Requirements: Search the material for the string "Output", then return every line where it is found.

──────── Extracted records ────────

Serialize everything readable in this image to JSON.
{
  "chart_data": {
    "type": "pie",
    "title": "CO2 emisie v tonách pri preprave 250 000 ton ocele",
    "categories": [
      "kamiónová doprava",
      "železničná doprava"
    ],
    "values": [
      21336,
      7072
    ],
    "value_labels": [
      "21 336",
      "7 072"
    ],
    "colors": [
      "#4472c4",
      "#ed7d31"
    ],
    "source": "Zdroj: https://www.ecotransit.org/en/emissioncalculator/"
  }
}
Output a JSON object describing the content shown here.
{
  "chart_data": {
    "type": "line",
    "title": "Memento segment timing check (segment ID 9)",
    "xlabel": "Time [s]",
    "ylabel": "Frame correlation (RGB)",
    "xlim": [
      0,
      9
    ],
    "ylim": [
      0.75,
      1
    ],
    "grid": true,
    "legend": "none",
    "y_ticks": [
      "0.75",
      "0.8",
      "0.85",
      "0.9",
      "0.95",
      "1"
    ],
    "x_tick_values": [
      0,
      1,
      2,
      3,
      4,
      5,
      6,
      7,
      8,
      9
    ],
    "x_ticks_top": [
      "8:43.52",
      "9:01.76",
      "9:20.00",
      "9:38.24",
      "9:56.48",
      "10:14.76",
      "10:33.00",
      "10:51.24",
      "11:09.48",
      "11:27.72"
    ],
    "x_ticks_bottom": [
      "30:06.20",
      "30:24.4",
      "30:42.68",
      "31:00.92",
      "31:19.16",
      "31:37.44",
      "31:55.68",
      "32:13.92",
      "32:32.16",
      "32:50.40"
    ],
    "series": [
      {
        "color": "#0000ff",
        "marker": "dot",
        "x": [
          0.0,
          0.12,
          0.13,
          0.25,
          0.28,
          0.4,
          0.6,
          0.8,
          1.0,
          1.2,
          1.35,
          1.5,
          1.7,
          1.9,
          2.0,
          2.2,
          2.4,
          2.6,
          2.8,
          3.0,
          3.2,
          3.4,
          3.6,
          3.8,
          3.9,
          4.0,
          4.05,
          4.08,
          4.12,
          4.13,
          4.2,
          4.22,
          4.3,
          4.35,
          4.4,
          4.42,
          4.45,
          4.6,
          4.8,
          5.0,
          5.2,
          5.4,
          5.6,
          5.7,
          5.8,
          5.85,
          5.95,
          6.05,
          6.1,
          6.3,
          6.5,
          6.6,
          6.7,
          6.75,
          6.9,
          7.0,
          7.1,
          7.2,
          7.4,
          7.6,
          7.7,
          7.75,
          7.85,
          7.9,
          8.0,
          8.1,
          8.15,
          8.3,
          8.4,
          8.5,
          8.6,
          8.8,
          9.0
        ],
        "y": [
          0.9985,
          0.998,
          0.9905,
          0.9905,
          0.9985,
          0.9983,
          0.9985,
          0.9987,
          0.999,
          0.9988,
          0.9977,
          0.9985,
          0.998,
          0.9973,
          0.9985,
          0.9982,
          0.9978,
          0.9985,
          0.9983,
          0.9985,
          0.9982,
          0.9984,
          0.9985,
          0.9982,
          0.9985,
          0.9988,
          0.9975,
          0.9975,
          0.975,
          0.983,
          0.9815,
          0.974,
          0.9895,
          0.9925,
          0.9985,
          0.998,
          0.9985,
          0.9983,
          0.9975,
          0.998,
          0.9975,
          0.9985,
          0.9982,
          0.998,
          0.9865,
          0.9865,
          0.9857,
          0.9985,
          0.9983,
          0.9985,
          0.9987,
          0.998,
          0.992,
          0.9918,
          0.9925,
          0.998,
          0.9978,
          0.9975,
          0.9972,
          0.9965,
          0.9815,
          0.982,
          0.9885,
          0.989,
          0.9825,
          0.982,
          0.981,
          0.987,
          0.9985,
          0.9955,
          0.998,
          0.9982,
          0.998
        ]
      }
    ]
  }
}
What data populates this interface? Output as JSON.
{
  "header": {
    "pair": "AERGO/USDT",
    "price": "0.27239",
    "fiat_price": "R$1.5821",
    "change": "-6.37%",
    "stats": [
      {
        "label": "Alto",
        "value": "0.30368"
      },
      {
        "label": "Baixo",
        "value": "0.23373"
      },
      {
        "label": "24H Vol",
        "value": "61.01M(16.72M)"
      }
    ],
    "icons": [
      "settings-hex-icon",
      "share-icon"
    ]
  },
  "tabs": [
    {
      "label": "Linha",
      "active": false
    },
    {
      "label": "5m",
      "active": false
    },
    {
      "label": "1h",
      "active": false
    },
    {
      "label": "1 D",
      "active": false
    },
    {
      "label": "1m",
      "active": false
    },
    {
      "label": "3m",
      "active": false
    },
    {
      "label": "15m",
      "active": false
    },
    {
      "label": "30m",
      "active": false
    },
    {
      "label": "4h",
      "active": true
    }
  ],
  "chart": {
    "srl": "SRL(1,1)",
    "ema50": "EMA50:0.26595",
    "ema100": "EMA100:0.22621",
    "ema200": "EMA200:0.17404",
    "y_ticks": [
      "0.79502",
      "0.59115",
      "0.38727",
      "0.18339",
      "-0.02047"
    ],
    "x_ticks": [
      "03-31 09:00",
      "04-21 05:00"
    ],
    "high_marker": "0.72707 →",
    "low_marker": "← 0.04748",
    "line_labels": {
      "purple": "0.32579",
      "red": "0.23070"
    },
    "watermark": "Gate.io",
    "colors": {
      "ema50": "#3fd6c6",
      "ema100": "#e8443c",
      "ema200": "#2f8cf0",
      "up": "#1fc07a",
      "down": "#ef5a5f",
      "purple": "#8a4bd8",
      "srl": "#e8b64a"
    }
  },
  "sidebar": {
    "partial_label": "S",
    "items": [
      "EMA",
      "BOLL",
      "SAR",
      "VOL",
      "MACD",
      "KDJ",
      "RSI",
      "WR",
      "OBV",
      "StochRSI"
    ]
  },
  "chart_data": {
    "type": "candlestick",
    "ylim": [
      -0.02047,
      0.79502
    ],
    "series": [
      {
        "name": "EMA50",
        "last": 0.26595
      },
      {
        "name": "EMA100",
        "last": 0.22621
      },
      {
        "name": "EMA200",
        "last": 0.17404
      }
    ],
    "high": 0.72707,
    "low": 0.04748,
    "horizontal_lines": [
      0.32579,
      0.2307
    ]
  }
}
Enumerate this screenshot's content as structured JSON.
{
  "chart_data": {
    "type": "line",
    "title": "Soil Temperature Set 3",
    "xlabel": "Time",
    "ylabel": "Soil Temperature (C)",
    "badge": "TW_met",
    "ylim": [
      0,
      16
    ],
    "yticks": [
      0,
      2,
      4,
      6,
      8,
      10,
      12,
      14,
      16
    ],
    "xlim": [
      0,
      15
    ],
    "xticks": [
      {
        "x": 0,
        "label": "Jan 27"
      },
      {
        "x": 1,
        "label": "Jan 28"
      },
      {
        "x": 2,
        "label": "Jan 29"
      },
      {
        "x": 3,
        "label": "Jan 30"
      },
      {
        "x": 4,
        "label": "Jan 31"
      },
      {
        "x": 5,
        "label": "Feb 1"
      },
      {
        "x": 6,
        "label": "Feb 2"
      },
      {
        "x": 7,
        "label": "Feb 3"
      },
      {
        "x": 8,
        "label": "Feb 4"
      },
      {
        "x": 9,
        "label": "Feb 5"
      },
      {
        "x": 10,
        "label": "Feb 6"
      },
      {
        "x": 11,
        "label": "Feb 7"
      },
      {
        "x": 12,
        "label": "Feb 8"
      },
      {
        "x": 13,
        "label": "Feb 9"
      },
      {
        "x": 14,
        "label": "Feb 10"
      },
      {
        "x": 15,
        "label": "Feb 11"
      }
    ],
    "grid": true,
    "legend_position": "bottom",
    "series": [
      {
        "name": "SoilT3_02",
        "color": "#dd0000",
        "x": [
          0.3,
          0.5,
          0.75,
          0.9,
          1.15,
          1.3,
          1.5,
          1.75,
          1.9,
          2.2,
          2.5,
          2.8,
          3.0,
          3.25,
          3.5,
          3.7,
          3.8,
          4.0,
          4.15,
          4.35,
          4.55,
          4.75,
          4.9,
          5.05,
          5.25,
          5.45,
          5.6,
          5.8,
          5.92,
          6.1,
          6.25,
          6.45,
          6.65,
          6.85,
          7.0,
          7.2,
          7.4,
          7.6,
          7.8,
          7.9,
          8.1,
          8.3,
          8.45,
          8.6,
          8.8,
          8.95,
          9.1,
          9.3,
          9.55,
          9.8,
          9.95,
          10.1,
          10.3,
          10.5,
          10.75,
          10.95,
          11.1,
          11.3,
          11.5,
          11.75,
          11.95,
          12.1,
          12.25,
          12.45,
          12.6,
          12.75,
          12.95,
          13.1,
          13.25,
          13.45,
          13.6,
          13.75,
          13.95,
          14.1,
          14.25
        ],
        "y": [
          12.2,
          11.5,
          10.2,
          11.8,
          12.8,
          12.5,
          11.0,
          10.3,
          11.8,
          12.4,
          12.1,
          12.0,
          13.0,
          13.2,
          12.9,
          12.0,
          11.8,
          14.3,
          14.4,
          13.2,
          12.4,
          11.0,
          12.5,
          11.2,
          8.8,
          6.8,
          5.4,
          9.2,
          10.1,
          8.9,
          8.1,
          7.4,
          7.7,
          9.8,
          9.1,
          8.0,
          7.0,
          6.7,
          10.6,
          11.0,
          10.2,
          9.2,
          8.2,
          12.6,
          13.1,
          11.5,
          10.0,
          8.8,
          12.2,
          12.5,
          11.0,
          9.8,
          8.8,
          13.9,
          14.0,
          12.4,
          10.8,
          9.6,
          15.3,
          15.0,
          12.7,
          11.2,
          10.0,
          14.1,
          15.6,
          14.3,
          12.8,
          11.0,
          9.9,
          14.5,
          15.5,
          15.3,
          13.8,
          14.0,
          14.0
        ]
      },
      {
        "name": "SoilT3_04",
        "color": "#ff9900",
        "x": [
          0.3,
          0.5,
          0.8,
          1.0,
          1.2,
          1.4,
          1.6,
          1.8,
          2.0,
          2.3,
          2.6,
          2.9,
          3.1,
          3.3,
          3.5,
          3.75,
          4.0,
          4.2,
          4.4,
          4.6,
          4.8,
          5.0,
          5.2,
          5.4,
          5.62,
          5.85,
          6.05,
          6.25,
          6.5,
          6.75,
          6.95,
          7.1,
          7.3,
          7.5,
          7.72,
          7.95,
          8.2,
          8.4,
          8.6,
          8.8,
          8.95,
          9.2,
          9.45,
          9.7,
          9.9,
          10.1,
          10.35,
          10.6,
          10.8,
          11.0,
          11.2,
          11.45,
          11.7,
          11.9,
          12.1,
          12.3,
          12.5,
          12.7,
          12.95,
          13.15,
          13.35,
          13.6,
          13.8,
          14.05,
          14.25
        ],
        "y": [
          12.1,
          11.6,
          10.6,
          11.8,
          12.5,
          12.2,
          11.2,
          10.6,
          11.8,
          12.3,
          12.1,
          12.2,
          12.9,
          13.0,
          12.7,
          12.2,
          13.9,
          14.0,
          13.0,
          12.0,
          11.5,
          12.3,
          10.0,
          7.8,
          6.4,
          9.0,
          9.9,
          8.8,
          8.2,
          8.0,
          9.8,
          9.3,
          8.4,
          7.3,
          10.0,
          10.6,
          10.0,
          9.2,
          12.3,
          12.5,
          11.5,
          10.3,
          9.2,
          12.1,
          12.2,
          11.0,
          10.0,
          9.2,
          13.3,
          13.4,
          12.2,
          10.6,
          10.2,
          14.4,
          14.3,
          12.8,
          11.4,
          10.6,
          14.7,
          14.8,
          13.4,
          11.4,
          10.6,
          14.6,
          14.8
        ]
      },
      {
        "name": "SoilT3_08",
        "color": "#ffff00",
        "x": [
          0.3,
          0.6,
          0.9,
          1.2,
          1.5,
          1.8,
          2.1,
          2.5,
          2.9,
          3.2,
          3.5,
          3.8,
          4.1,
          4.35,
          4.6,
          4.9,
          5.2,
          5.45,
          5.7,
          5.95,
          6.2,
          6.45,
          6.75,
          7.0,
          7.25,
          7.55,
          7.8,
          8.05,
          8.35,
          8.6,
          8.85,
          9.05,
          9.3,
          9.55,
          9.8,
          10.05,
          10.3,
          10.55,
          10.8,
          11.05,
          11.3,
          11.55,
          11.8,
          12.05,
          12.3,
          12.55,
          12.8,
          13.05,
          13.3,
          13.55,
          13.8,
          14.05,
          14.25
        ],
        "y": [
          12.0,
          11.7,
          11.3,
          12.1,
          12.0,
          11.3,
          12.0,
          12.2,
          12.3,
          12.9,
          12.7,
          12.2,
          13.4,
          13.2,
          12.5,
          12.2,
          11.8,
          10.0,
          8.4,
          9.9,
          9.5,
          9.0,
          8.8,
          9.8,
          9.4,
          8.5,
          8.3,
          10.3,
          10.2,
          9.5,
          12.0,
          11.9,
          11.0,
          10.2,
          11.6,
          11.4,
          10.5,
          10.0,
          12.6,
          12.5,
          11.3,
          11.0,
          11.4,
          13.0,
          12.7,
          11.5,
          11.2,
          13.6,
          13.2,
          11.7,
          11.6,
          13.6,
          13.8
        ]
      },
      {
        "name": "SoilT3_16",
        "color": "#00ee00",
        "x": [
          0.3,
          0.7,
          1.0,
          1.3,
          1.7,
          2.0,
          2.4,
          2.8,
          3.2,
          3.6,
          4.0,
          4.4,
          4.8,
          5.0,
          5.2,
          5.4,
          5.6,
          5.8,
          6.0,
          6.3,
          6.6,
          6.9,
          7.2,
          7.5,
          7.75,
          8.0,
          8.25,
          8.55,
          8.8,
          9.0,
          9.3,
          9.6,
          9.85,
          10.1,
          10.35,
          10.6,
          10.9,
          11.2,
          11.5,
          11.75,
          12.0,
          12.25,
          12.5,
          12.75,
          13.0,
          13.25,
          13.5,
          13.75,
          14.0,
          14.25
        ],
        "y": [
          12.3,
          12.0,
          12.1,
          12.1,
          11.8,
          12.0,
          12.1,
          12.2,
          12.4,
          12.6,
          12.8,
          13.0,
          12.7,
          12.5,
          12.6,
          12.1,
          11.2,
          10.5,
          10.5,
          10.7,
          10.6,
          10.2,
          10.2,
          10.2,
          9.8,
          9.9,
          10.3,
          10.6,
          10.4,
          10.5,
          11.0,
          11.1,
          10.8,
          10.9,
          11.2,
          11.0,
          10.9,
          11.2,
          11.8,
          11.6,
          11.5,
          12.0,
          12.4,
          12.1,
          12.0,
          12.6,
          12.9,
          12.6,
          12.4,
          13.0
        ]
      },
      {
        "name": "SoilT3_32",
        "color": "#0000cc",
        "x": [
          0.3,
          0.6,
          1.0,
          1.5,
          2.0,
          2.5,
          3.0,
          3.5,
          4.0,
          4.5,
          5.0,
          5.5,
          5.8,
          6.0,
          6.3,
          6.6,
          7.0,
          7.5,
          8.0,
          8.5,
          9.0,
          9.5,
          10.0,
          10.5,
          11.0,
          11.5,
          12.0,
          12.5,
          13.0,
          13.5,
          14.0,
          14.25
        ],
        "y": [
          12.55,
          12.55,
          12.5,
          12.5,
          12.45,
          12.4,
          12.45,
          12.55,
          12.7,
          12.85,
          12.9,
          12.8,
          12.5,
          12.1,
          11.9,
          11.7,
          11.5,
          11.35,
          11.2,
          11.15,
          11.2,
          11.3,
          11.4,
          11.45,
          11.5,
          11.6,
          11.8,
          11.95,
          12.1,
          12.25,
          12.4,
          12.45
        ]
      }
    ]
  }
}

────────

Result of this task:
Output a JSON object describing the content shown here.
What data populates this interface? Output as JSON.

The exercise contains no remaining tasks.